Pull every line containing "What" from the entries.

Dataset items ▸
■ ■ ■ ■ ■ ■ ■
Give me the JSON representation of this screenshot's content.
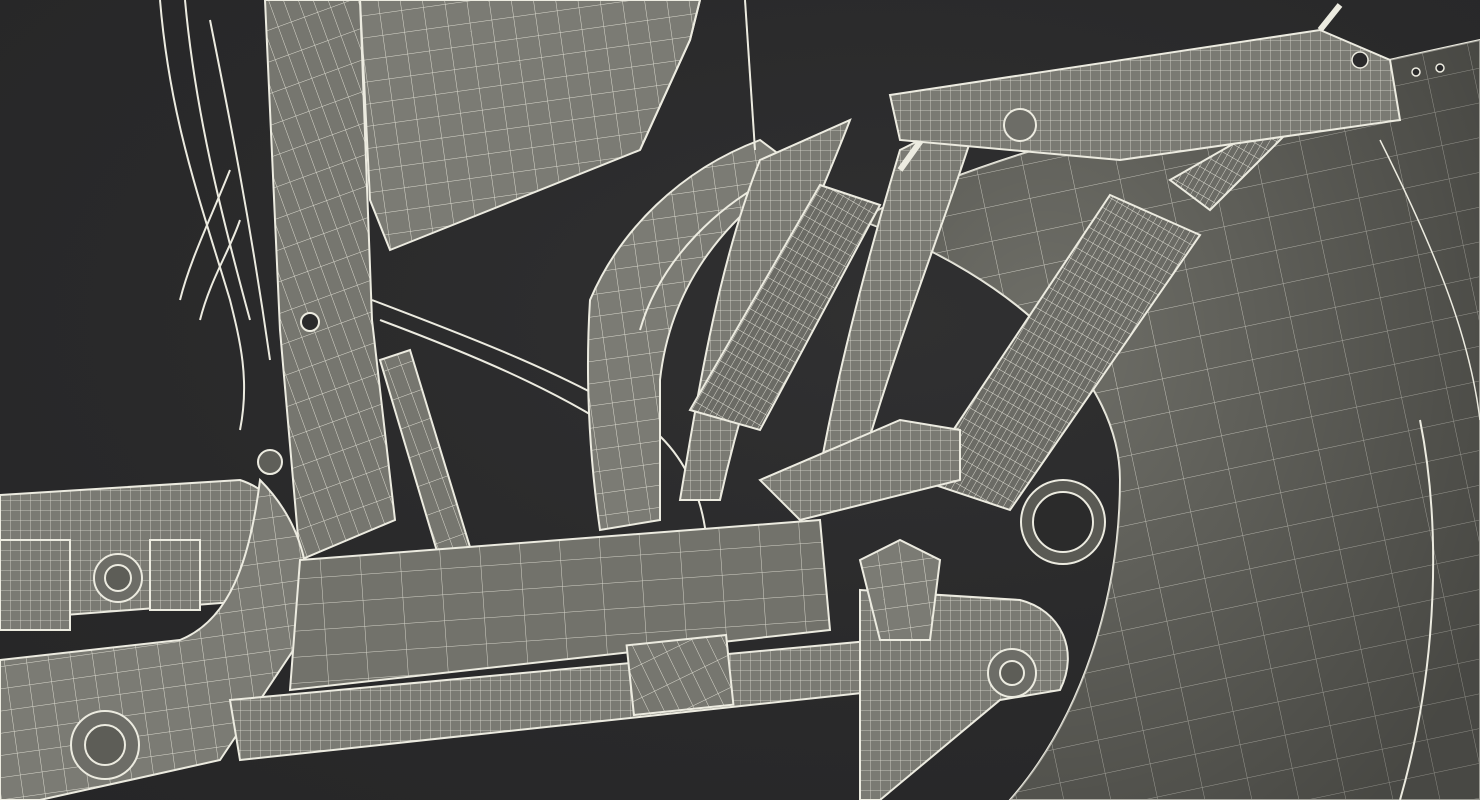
{
  "scene": {
    "subject": "wireframe-mechanical-assembly",
    "background_color": "#2a2a2b",
    "surface_color": "#7d7d76",
    "surface_dark": "#5f5f59",
    "wire_color": "#e9e7dc"
  }
}
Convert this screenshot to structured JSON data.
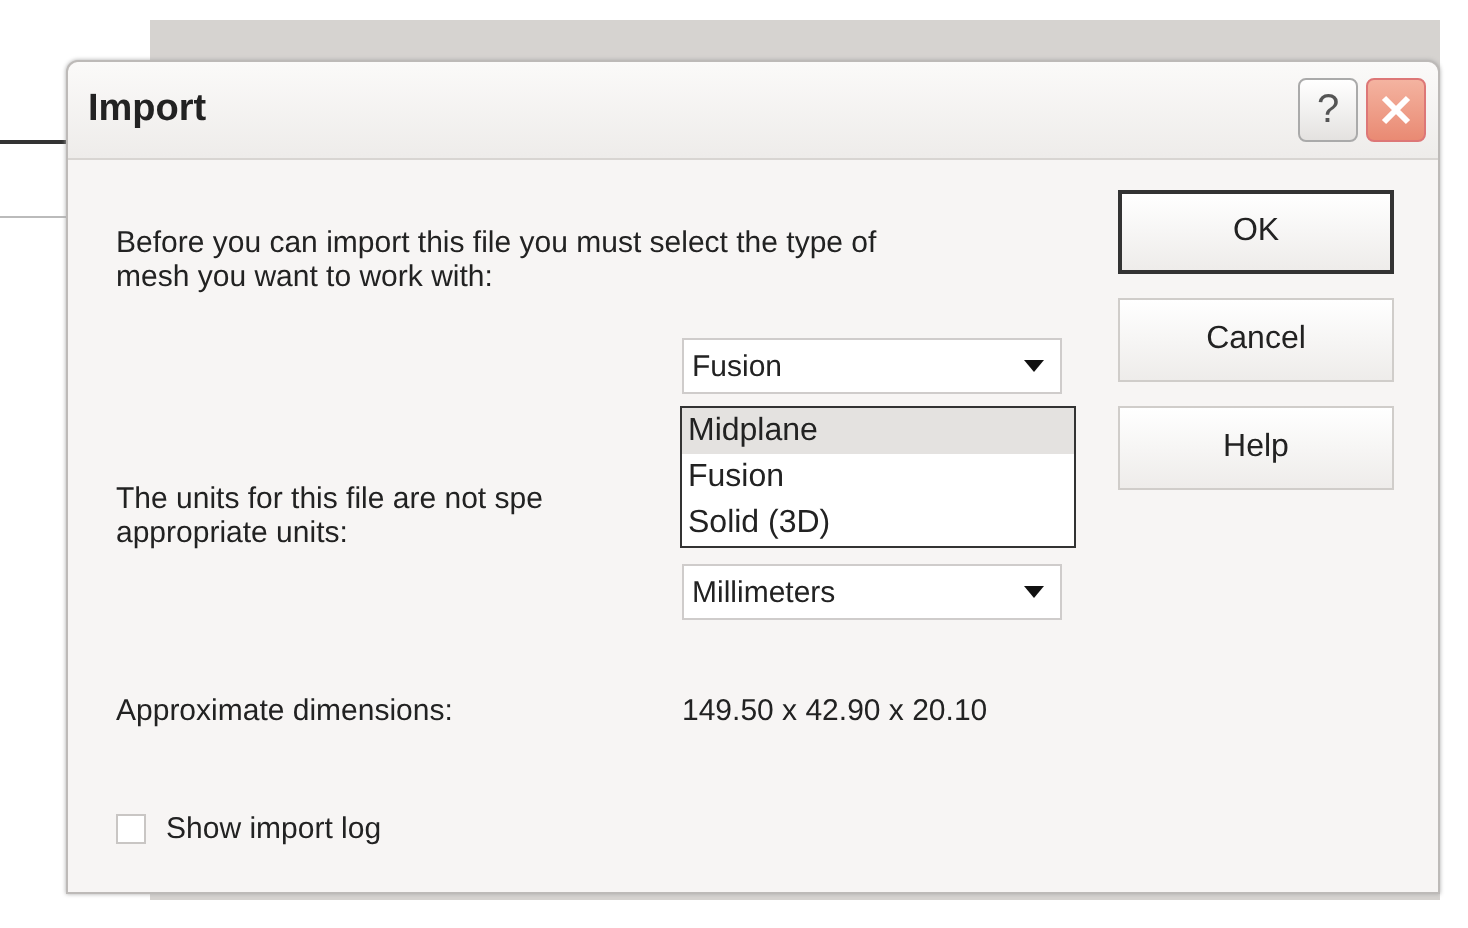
{
  "window": {
    "title": "Import",
    "help_glyph": "?"
  },
  "mesh": {
    "prompt": "Before you can import this file you must select the type of mesh you want to work with:",
    "value": "Fusion",
    "open": true,
    "options": [
      {
        "label": "Midplane",
        "highlighted": true
      },
      {
        "label": "Fusion",
        "highlighted": false
      },
      {
        "label": "Solid (3D)",
        "highlighted": false
      }
    ]
  },
  "units": {
    "prompt_lines": [
      "The units for this file are not spe",
      "appropriate units:"
    ],
    "value": "Millimeters"
  },
  "dimensions": {
    "label": "Approximate dimensions:",
    "value": "149.50 x 42.90 x 20.10"
  },
  "show_log": {
    "label": "Show import log",
    "checked": false
  },
  "buttons": [
    {
      "label": "OK",
      "default": true
    },
    {
      "label": "Cancel",
      "default": false
    },
    {
      "label": "Help",
      "default": false
    }
  ]
}
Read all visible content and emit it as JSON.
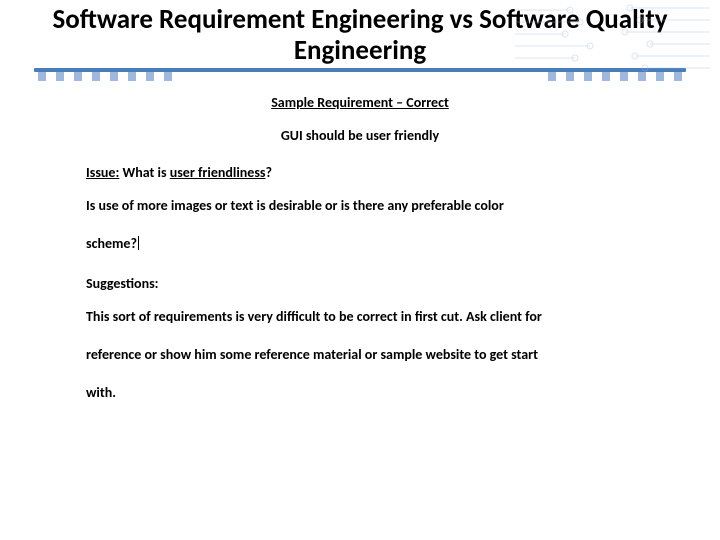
{
  "title": "Software Requirement Engineering vs Software Quality Engineering",
  "sample": {
    "heading": "Sample Requirement – Correct",
    "requirement": "GUI should be user friendly"
  },
  "issue": {
    "label": "Issue:",
    "prefix": " What is ",
    "term": "user friendliness",
    "suffix": "?"
  },
  "question": {
    "line1": "Is use of more images or text is desirable or is there any preferable color",
    "line2": "scheme?"
  },
  "suggestions": {
    "label": "Suggestions:",
    "line1": "This sort of requirements is very difficult to be correct in first cut. Ask client for",
    "line2": "reference or show him some reference material or sample website to get start",
    "line3": "with."
  }
}
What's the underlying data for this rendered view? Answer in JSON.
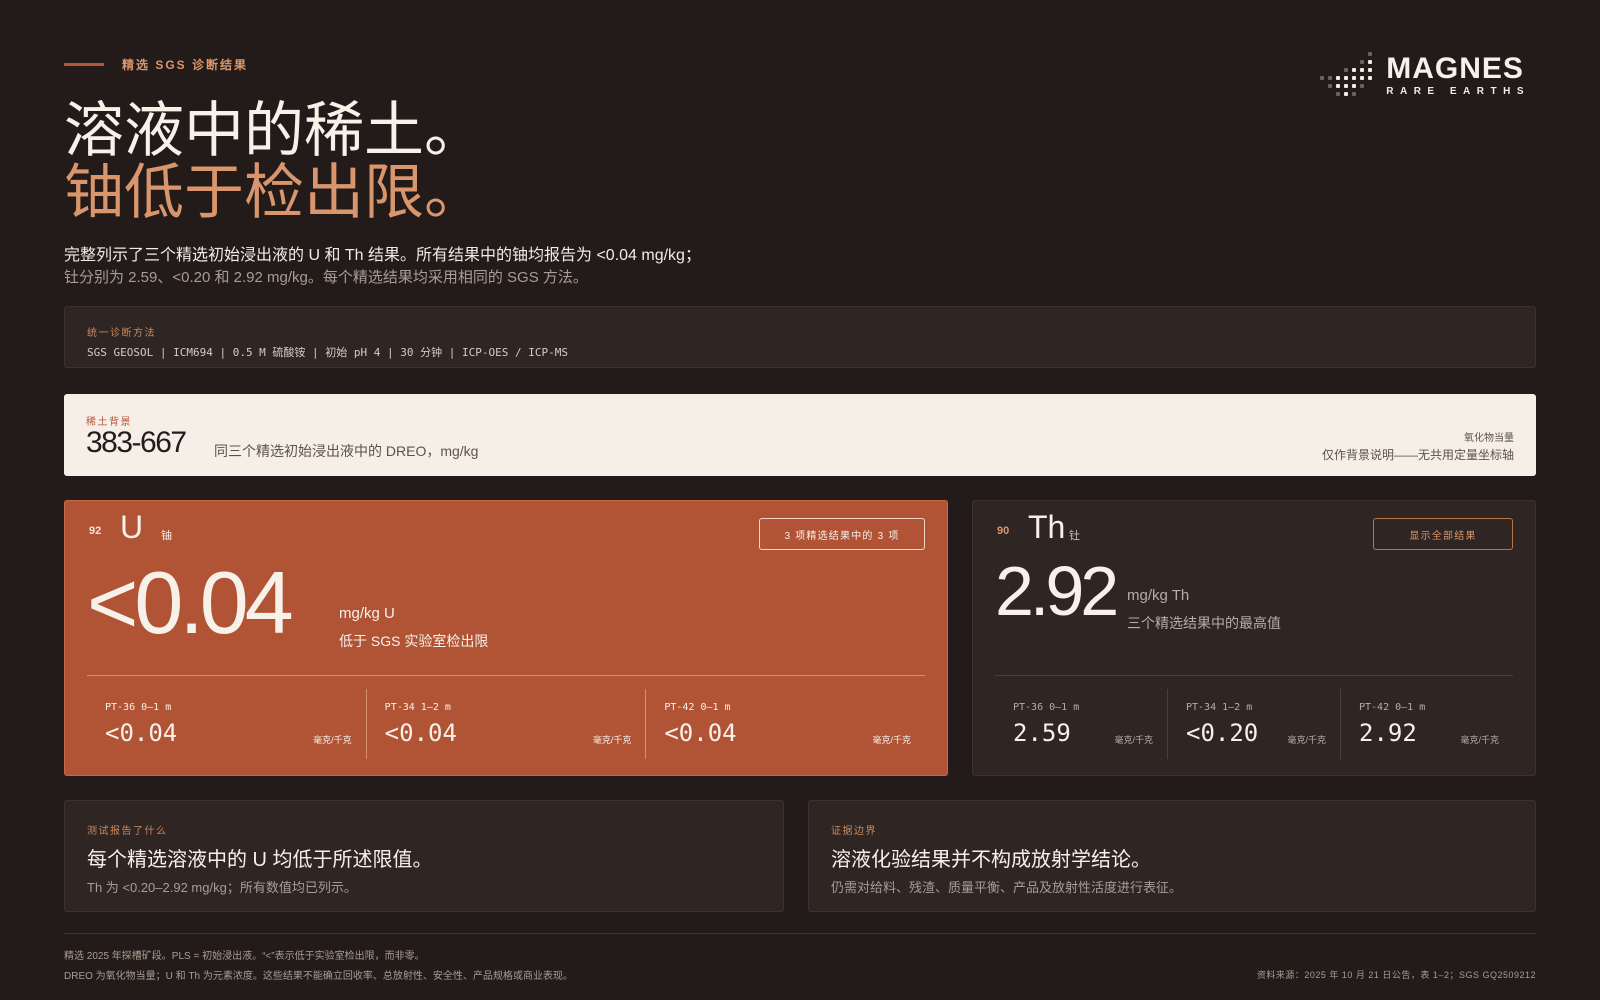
■ ■ ■ ■ ■ ■ ■
Written solution ▸
    "prefix": " What is ",
What's the underlying data for this rendered view? Answer in JSON.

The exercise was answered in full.